(Data records)

• • • •

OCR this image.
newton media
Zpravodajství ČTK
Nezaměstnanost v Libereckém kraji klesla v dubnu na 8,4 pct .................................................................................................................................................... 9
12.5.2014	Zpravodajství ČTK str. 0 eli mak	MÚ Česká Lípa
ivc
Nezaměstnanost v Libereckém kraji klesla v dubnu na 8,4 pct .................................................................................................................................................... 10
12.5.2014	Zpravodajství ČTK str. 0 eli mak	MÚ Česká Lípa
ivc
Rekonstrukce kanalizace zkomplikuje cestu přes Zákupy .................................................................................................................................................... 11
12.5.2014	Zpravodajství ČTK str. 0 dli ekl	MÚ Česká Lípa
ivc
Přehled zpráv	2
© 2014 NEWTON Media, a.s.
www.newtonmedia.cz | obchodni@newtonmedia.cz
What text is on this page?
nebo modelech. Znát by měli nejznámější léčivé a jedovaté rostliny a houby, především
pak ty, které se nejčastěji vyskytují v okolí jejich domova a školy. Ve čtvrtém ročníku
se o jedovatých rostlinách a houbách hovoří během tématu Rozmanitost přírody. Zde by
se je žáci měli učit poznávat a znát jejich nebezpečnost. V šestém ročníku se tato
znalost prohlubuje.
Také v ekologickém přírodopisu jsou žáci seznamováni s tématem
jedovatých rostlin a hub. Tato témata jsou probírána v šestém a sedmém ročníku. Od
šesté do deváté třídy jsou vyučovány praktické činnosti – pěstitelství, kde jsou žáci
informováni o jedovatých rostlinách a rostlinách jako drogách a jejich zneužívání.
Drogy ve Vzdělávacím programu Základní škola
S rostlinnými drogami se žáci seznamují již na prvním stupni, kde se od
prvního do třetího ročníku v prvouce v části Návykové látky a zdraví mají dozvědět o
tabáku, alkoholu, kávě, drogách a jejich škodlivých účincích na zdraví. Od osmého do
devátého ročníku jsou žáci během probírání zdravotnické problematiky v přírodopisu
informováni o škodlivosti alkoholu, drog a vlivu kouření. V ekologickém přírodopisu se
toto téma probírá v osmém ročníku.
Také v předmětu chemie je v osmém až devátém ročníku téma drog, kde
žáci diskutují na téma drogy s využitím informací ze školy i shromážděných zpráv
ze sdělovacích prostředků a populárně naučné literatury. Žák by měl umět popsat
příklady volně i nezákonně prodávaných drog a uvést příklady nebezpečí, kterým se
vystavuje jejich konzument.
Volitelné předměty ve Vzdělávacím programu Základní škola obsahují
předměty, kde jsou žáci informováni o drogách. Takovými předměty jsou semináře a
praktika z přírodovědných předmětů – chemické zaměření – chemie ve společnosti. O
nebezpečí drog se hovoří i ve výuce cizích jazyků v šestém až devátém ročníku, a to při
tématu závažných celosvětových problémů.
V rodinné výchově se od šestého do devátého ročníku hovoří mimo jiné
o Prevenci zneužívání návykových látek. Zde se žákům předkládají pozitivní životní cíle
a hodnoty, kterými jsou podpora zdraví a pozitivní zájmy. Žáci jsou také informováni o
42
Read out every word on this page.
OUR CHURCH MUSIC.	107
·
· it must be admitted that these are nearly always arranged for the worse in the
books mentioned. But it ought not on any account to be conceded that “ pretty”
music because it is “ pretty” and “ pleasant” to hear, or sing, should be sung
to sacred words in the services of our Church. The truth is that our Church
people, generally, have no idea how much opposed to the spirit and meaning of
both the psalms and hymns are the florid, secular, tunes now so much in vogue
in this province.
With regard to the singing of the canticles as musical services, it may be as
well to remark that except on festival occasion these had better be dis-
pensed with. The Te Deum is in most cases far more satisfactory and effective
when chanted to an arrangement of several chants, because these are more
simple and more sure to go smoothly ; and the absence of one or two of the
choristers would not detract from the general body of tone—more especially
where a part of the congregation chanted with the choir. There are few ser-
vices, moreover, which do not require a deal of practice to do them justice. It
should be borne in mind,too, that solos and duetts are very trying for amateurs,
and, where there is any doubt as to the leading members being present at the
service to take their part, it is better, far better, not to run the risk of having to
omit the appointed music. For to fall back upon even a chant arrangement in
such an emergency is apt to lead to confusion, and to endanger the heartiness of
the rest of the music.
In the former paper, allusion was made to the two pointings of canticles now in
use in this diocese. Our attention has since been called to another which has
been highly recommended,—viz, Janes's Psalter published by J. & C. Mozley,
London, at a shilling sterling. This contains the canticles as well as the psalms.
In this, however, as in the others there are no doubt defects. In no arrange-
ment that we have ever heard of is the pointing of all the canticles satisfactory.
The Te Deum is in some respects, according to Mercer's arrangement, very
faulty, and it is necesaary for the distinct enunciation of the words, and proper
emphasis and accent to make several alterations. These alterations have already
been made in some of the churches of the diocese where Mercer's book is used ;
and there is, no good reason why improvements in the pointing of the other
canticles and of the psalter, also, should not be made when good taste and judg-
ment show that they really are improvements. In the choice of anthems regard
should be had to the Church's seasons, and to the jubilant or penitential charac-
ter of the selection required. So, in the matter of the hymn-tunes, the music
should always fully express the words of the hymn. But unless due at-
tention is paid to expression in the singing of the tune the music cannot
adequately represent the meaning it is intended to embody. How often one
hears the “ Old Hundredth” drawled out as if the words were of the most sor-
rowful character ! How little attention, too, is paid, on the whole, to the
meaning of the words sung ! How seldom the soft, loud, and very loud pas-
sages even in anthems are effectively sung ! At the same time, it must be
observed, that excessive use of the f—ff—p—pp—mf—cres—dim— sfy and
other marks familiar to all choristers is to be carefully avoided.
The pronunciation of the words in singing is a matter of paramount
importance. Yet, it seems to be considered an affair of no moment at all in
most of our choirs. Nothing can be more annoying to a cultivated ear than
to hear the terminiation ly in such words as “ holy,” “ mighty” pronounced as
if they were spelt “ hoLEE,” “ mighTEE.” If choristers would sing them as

• • • •

### EXERCISE TASK
Output all records verbatim.

### WRITTEN ANSWER
OCR this image.
newton media
Zpravodajství ČTK
Nezaměstnanost v Libereckém kraji klesla v dubnu na 8,4 pct .................................................................................................................................................... 9
12.5.2014	Zpravodajství ČTK str. 0 eli mak	MÚ Česká Lípa
ivc
Nezaměstnanost v Libereckém kraji klesla v dubnu na 8,4 pct .................................................................................................................................................... 10
12.5.2014	Zpravodajství ČTK str. 0 eli mak	MÚ Česká Lípa
ivc
Rekonstrukce kanalizace zkomplikuje cestu přes Zákupy .................................................................................................................................................... 11
12.5.2014	Zpravodajství ČTK str. 0 dli ekl	MÚ Česká Lípa
ivc
Přehled zpráv	2
© 2014 NEWTON Media, a.s.
www.newtonmedia.cz | obchodni@newtonmedia.cz
What text is on this page?
nebo modelech. Znát by měli nejznámější léčivé a jedovaté rostliny a houby, především
pak ty, které se nejčastěji vyskytují v okolí jejich domova a školy. Ve čtvrtém ročníku
se o jedovatých rostlinách a houbách hovoří během tématu Rozmanitost přírody. Zde by
se je žáci měli učit poznávat a znát jejich nebezpečnost. V šestém ročníku se tato
znalost prohlubuje.
Také v ekologickém přírodopisu jsou žáci seznamováni s tématem
jedovatých rostlin a hub. Tato témata jsou probírána v šestém a sedmém ročníku. Od
šesté do deváté třídy jsou vyučovány praktické činnosti – pěstitelství, kde jsou žáci
informováni o jedovatých rostlinách a rostlinách jako drogách a jejich zneužívání.
Drogy ve Vzdělávacím programu Základní škola
S rostlinnými drogami se žáci seznamují již na prvním stupni, kde se od
prvního do třetího ročníku v prvouce v části Návykové látky a zdraví mají dozvědět o
tabáku, alkoholu, kávě, drogách a jejich škodlivých účincích na zdraví. Od osmého do
devátého ročníku jsou žáci během probírání zdravotnické problematiky v přírodopisu
informováni o škodlivosti alkoholu, drog a vlivu kouření. V ekologickém přírodopisu se
toto téma probírá v osmém ročníku.
Také v předmětu chemie je v osmém až devátém ročníku téma drog, kde
žáci diskutují na téma drogy s využitím informací ze školy i shromážděných zpráv
ze sdělovacích prostředků a populárně naučné literatury. Žák by měl umět popsat
příklady volně i nezákonně prodávaných drog a uvést příklady nebezpečí, kterým se
vystavuje jejich konzument.
Volitelné předměty ve Vzdělávacím programu Základní škola obsahují
předměty, kde jsou žáci informováni o drogách. Takovými předměty jsou semináře a
praktika z přírodovědných předmětů – chemické zaměření – chemie ve společnosti. O
nebezpečí drog se hovoří i ve výuce cizích jazyků v šestém až devátém ročníku, a to při
tématu závažných celosvětových problémů.
V rodinné výchově se od šestého do devátého ročníku hovoří mimo jiné
o Prevenci zneužívání návykových látek. Zde se žákům předkládají pozitivní životní cíle
a hodnoty, kterými jsou podpora zdraví a pozitivní zájmy. Žáci jsou také informováni o
42
Read out every word on this page.
OUR CHURCH MUSIC.	107
·
· it must be admitted that these are nearly always arranged for the worse in the
books mentioned. But it ought not on any account to be conceded that “ pretty”
music because it is “ pretty” and “ pleasant” to hear, or sing, should be sung
to sacred words in the services of our Church. The truth is that our Church
people, generally, have no idea how much opposed to the spirit and meaning of
both the psalms and hymns are the florid, secular, tunes now so much in vogue
in this province.
With regard to the singing of the canticles as musical services, it may be as
well to remark that except on festival occasion these had better be dis-
pensed with. The Te Deum is in most cases far more satisfactory and effective
when chanted to an arrangement of several chants, because these are more
simple and more sure to go smoothly ; and the absence of one or two of the
choristers would not detract from the general body of tone—more especially
where a part of the congregation chanted with the choir. There are few ser-
vices, moreover, which do not require a deal of practice to do them justice. It
should be borne in mind,too, that solos and duetts are very trying for amateurs,
and, where there is any doubt as to the leading members being present at the
service to take their part, it is better, far better, not to run the risk of having to
omit the appointed music. For to fall back upon even a chant arrangement in
such an emergency is apt to lead to confusion, and to endanger the heartiness of
the rest of the music.
In the former paper, allusion was made to the two pointings of canticles now in
use in this diocese. Our attention has since been called to another which has
been highly recommended,—viz, Janes's Psalter published by J. & C. Mozley,
London, at a shilling sterling. This contains the canticles as well as the psalms.
In this, however, as in the others there are no doubt defects. In no arrange-
ment that we have ever heard of is the pointing of all the canticles satisfactory.
The Te Deum is in some respects, according to Mercer's arrangement, very
faulty, and it is necesaary for the distinct enunciation of the words, and proper
emphasis and accent to make several alterations. These alterations have already
been made in some of the churches of the diocese where Mercer's book is used ;
and there is, no good reason why improvements in the pointing of the other
canticles and of the psalter, also, should not be made when good taste and judg-
ment show that they really are improvements. In the choice of anthems regard
should be had to the Church's seasons, and to the jubilant or penitential charac-
ter of the selection required. So, in the matter of the hymn-tunes, the music
should always fully express the words of the hymn. But unless due at-
tention is paid to expression in the singing of the tune the music cannot
adequately represent the meaning it is intended to embody. How often one
hears the “ Old Hundredth” drawled out as if the words were of the most sor-
rowful character ! How little attention, too, is paid, on the whole, to the
meaning of the words sung ! How seldom the soft, loud, and very loud pas-
sages even in anthems are effectively sung ! At the same time, it must be
observed, that excessive use of the f—ff—p—pp—mf—cres—dim— sfy and
other marks familiar to all choristers is to be carefully avoided.
The pronunciation of the words in singing is a matter of paramount
importance. Yet, it seems to be considered an affair of no moment at all in
most of our choirs. Nothing can be more annoying to a cultivated ear than
to hear the terminiation ly in such words as “ holy,” “ mighty” pronounced as
if they were spelt “ hoLEE,” “ mighTEE.” If choristers would sing them as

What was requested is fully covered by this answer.